[Begin Exercise material]

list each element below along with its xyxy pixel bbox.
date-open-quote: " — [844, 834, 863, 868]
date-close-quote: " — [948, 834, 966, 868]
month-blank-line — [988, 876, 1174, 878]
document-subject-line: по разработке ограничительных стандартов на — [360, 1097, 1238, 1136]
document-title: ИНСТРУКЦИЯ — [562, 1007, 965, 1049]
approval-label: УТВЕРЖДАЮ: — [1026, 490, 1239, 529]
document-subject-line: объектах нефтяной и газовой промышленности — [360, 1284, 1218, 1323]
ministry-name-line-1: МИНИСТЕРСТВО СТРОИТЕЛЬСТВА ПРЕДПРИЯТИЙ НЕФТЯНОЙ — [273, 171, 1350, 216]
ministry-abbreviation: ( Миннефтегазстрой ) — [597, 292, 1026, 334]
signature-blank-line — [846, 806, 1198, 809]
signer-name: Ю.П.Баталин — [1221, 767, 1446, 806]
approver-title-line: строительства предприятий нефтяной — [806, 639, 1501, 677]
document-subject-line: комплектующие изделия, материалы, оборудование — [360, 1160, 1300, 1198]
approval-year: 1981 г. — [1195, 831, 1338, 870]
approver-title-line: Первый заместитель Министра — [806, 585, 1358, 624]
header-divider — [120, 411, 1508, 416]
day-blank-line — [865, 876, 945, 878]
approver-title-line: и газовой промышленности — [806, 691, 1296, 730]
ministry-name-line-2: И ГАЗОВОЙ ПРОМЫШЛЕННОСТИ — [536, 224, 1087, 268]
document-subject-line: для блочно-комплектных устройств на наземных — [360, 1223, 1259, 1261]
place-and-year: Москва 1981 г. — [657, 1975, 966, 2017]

[End Exercise material]

The problem
Write out the data lines exactly as they appear, starting with the first line of the data and going on through the line with "document-subject-line: объектах нефтяной", including both.

Result of the exercise
list each element below along with its xyxy pixel bbox.
date-open-quote: " — [844, 834, 863, 868]
date-close-quote: " — [948, 834, 966, 868]
month-blank-line — [988, 876, 1174, 878]
document-subject-line: по разработке ограничительных стандартов на — [360, 1097, 1238, 1136]
document-title: ИНСТРУКЦИЯ — [562, 1007, 965, 1049]
approval-label: УТВЕРЖДАЮ: — [1026, 490, 1239, 529]
document-subject-line: объектах нефтяной и газовой промышленности — [360, 1284, 1218, 1323]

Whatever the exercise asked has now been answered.